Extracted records
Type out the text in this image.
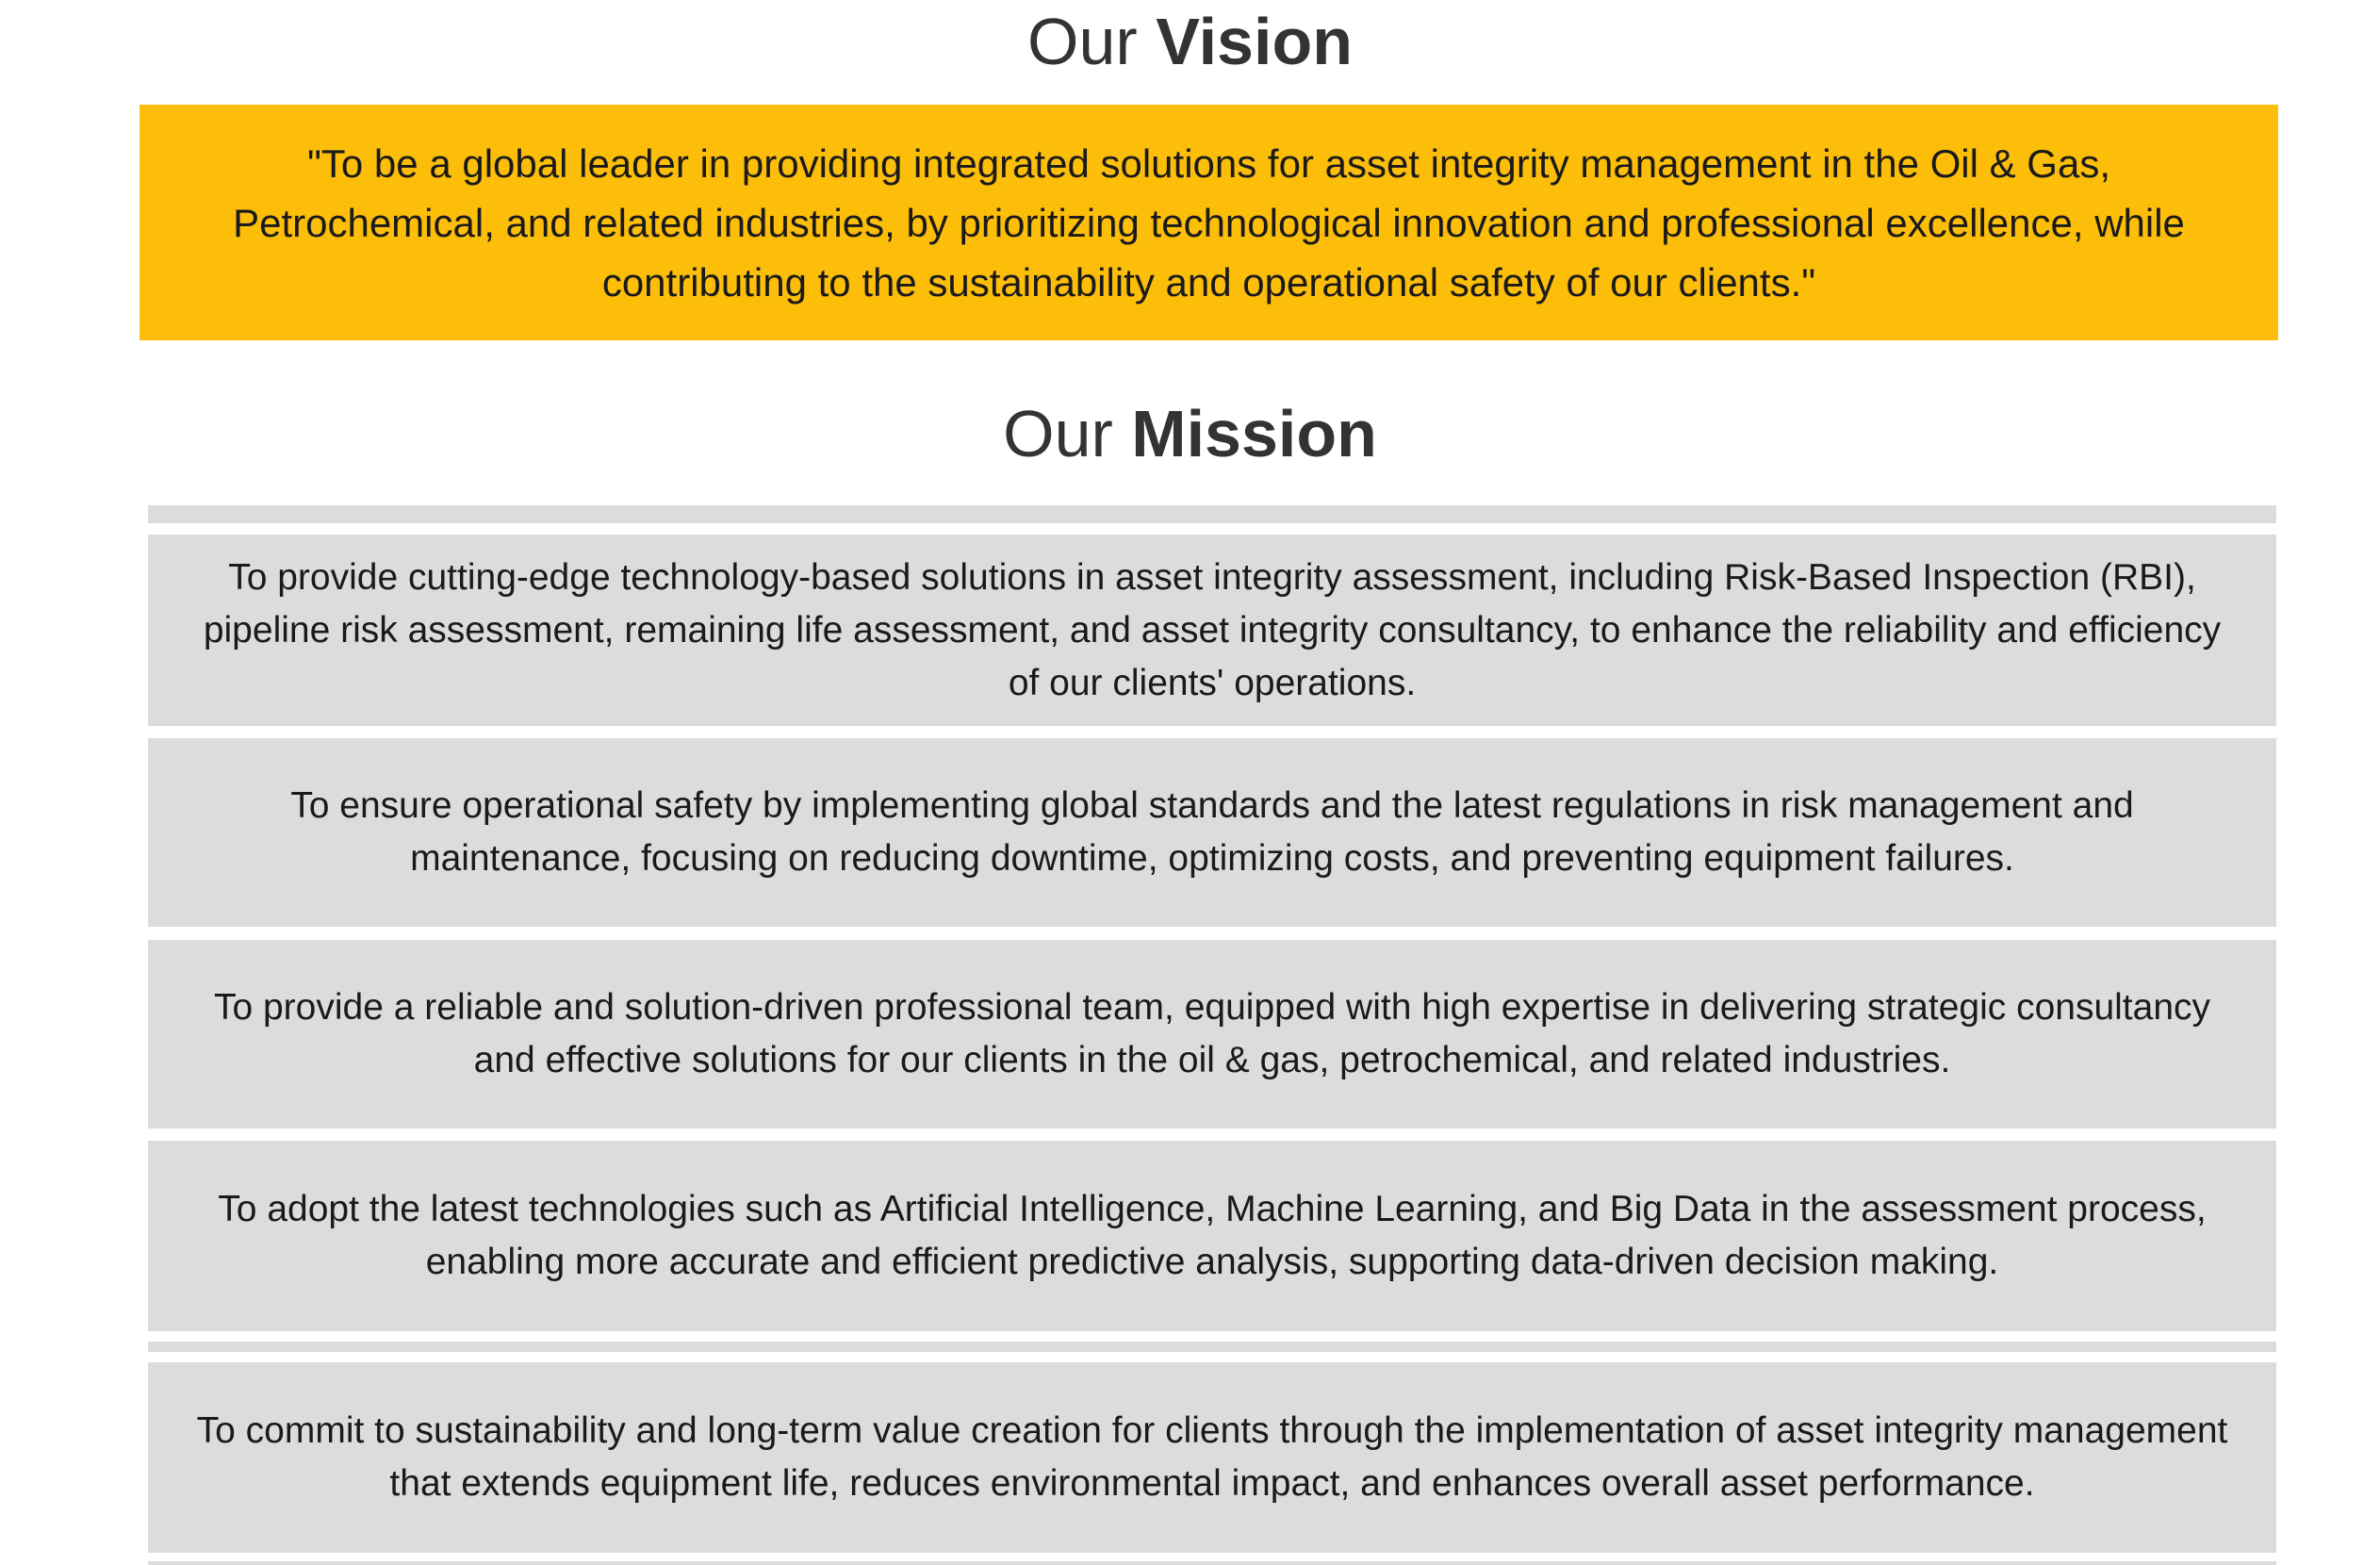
Our Vision
"To be a global leader in providing integrated solutions for asset integrity management in the Oil & Gas, Petrochemical, and related industries, by prioritizing technological innovation and professional excellence, while contributing to the sustainability and operational safety of our clients."
Our Mission
To provide cutting-edge technology-based solutions in asset integrity assessment, including Risk-Based Inspection (RBI), pipeline risk assessment, remaining life assessment, and asset integrity consultancy, to enhance the reliability and efficiency of our clients' operations.
To ensure operational safety by implementing global standards and the latest regulations in risk management and maintenance, focusing on reducing downtime, optimizing costs, and preventing equipment failures.
To provide a reliable and solution-driven professional team, equipped with high expertise in delivering strategic consultancy and effective solutions for our clients in the oil & gas, petrochemical, and related industries.
To adopt the latest technologies such as Artificial Intelligence, Machine Learning, and Big Data in the assessment process, enabling more accurate and efficient predictive analysis, supporting data-driven decision making.
To commit to sustainability and long-term value creation for clients through the implementation of asset integrity management that extends equipment life, reduces environmental impact, and enhances overall asset performance.
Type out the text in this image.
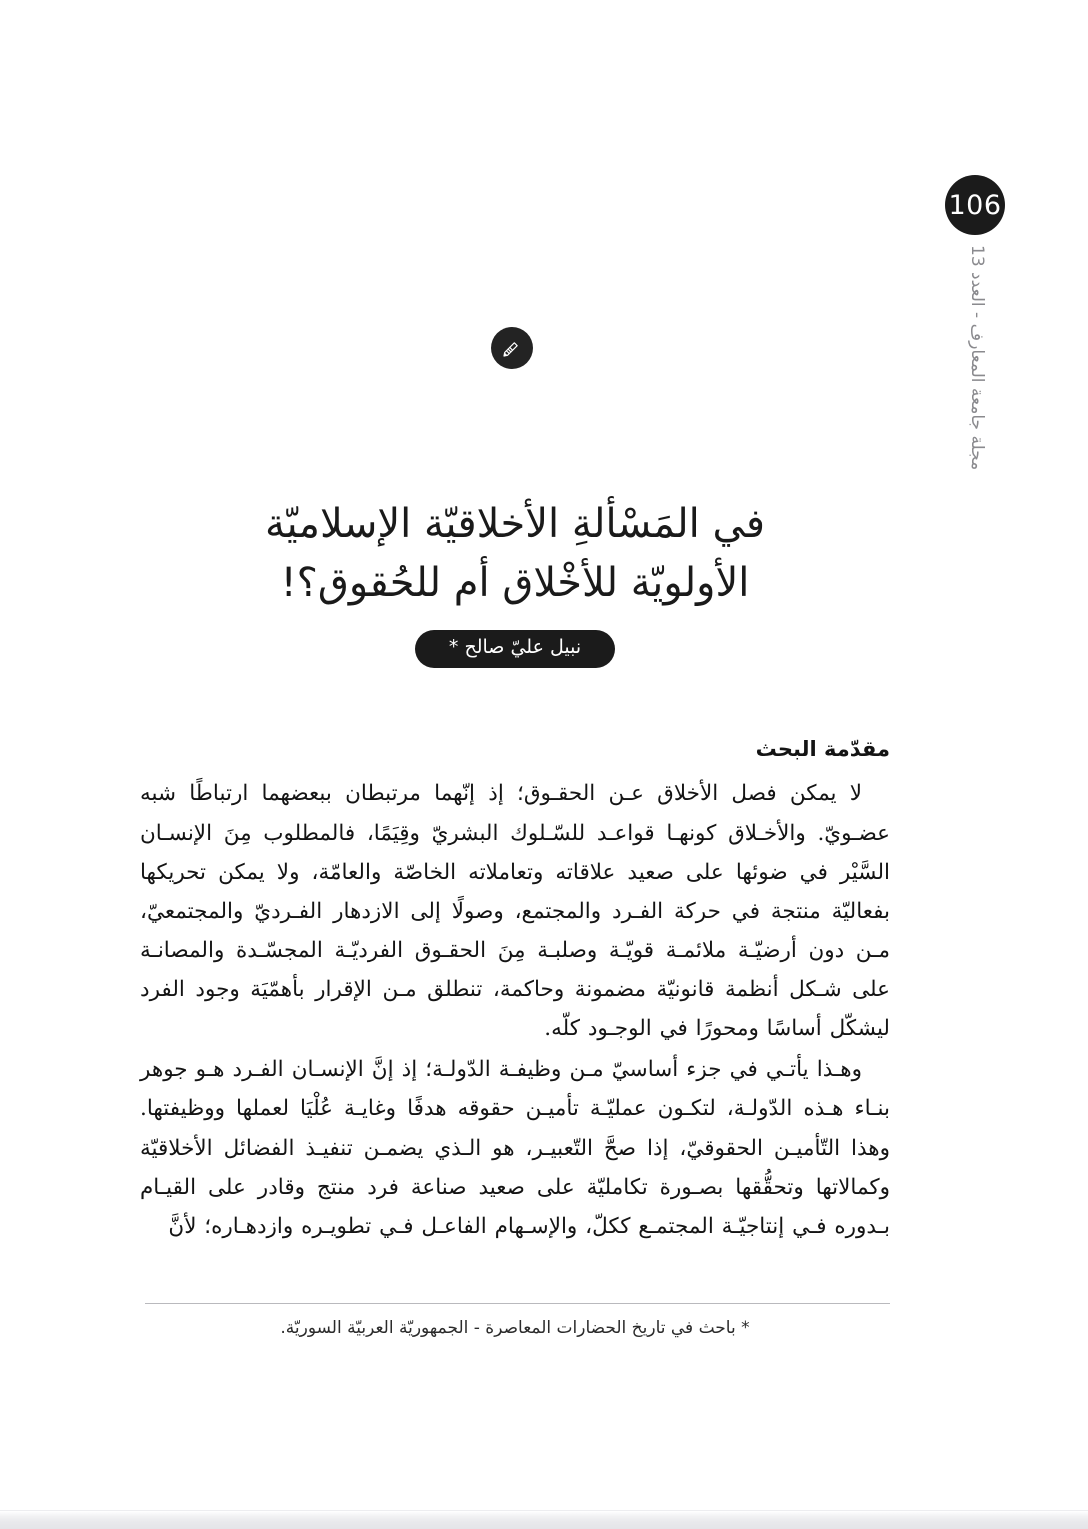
106
مجلة جامعة المعارف - العدد 13
في المَسْألةِ الأخلاقيّة الإسلاميّة
الأولويّة للأخْلاق أم للحُقوق؟!
نبيل عليّ صالح *
مقدّمة البحث

لا يمكن فصل الأخلاق عـن الحقـوق؛ إذ إنّهما مرتبطان ببعضهما ارتباطًا شبه عضـويّ. والأخـلاق كونهـا قواعـد للسّـلوك البشريّ وقِيَمًا، فالمطلوب مِنَ الإنسـان السَّيْر في ضوئها على صعيد علاقاته وتعاملاته الخاصّة والعامّة، ولا يمكن تحريكها بفعاليّة منتجة في حركة الفـرد والمجتمع، وصولًا إلى الازدهار الفـرديّ والمجتمعيّ، مـن دون أرضيّـة ملائمـة قويّـة وصلبـة مِنَ الحقـوق الفرديّـة المجسّـدة والمصانـة على شـكل أنظمة قانونيّة مضمونة وحاكمة، تنطلق مـن الإقرار بأهمّيَة وجود الفرد ليشكّل أساسًا ومحورًا في الوجـود كلّه.

وهـذا يأتـي في جزء أساسيّ مـن وظيفـة الدّولـة؛ إذ إنَّ الإنسـان الفـرد هـو جوهر بنـاء هـذه الدّولـة، لتكـون عمليّـة تأميـن حقوقه هدفًا وغايـة عُلْيَا لعملها ووظيفتها. وهذا التّأميـن الحقوقيّ، إذا صحَّ التّعبيـر، هو الـذي يضمـن تنفيـذ الفضائل الأخلاقيّة وكمالاتها وتحقُّقها بصـورة تكامليّة على صعيد صناعة فرد منتج وقادر على القيـام بـدوره فـي إنتاجيّـة المجتمـع ككلّ، والإسـهام الفاعـل فـي تطويـره وازدهـاره؛ لأنَّ

* باحث في تاريخ الحضارات المعاصرة - الجمهوريّة العربيّة السوريّة.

Required work -
Search the records above for "risk". Copy each line where it is found.

Result of this exercise -
To provide cutting-edge technology-based solutions in asset integrity assessment, including Risk-Based Inspection (RBI), pipeline risk assessment, remaining life assessment, and asset integrity consultancy, to enhance the reliability and efficiency of our clients' operations.
To ensure operational safety by implementing global standards and the latest regulations in risk management and maintenance, focusing on reducing downtime, optimizing costs, and preventing equipment failures.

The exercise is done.